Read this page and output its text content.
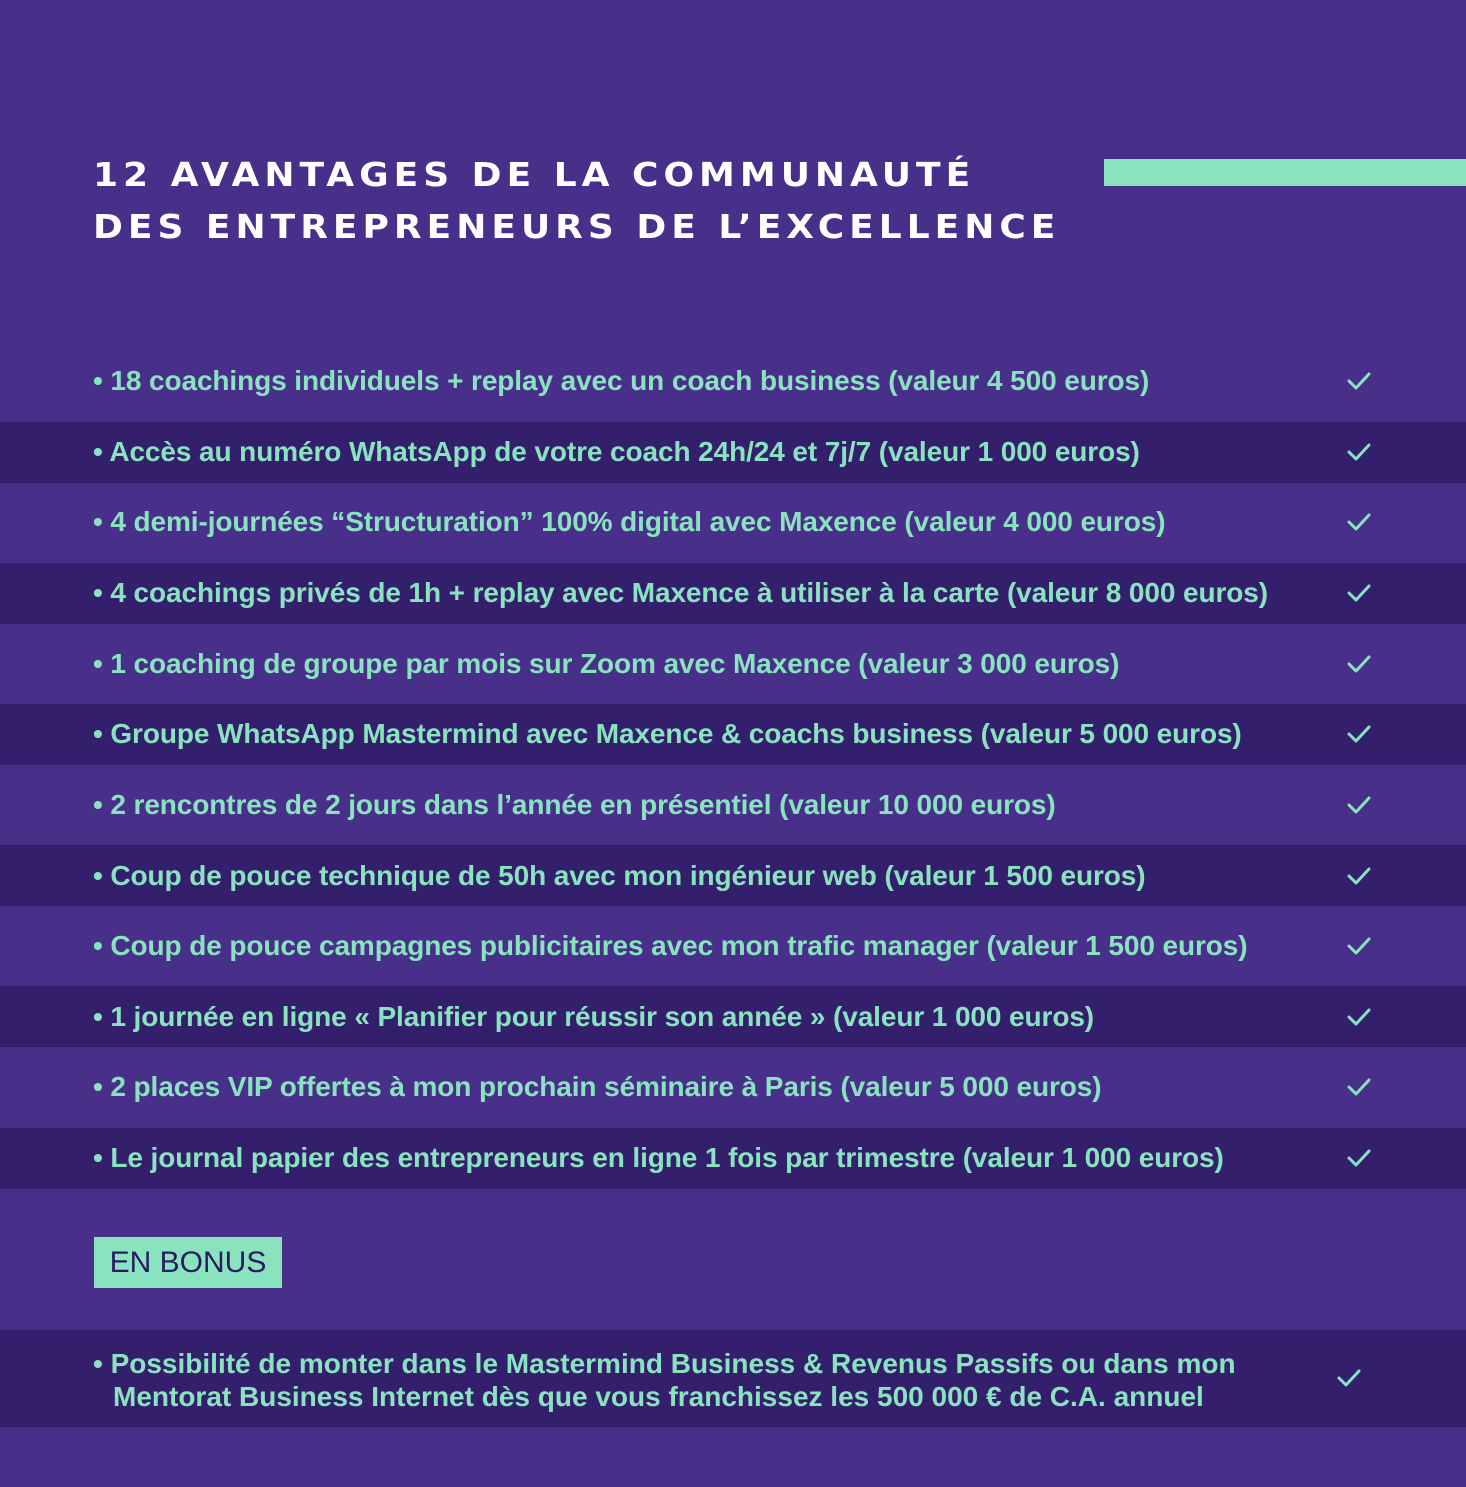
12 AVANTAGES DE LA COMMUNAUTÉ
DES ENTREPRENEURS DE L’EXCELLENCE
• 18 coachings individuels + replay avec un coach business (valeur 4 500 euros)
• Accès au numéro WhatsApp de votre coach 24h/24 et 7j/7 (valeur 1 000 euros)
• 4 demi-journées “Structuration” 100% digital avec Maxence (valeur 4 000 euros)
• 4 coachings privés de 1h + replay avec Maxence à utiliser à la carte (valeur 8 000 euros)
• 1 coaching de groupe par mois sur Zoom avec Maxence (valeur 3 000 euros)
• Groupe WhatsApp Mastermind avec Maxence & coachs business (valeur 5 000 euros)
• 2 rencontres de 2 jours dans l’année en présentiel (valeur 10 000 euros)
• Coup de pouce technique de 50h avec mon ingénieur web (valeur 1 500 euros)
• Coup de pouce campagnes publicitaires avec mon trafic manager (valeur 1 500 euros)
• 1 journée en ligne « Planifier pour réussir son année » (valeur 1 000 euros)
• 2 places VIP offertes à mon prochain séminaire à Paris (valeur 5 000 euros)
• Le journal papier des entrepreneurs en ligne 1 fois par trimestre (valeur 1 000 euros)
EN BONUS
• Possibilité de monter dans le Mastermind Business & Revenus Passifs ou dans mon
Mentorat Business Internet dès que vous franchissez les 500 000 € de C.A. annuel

····················

Exercise objective => Repeat all the records above exactly, leaving out any pictures.

Exercise result =>
Read this page and output its text content.
12 AVANTAGES DE LA COMMUNAUTÉ
DES ENTREPRENEURS DE L’EXCELLENCE
• 18 coachings individuels + replay avec un coach business (valeur 4 500 euros)
• Accès au numéro WhatsApp de votre coach 24h/24 et 7j/7 (valeur 1 000 euros)
• 4 demi-journées “Structuration” 100% digital avec Maxence (valeur 4 000 euros)
• 4 coachings privés de 1h + replay avec Maxence à utiliser à la carte (valeur 8 000 euros)
• 1 coaching de groupe par mois sur Zoom avec Maxence (valeur 3 000 euros)
• Groupe WhatsApp Mastermind avec Maxence & coachs business (valeur 5 000 euros)
• 2 rencontres de 2 jours dans l’année en présentiel (valeur 10 000 euros)
• Coup de pouce technique de 50h avec mon ingénieur web (valeur 1 500 euros)
• Coup de pouce campagnes publicitaires avec mon trafic manager (valeur 1 500 euros)
• 1 journée en ligne « Planifier pour réussir son année » (valeur 1 000 euros)
• 2 places VIP offertes à mon prochain séminaire à Paris (valeur 5 000 euros)
• Le journal papier des entrepreneurs en ligne 1 fois par trimestre (valeur 1 000 euros)
EN BONUS
• Possibilité de monter dans le Mastermind Business & Revenus Passifs ou dans mon
Mentorat Business Internet dès que vous franchissez les 500 000 € de C.A. annuel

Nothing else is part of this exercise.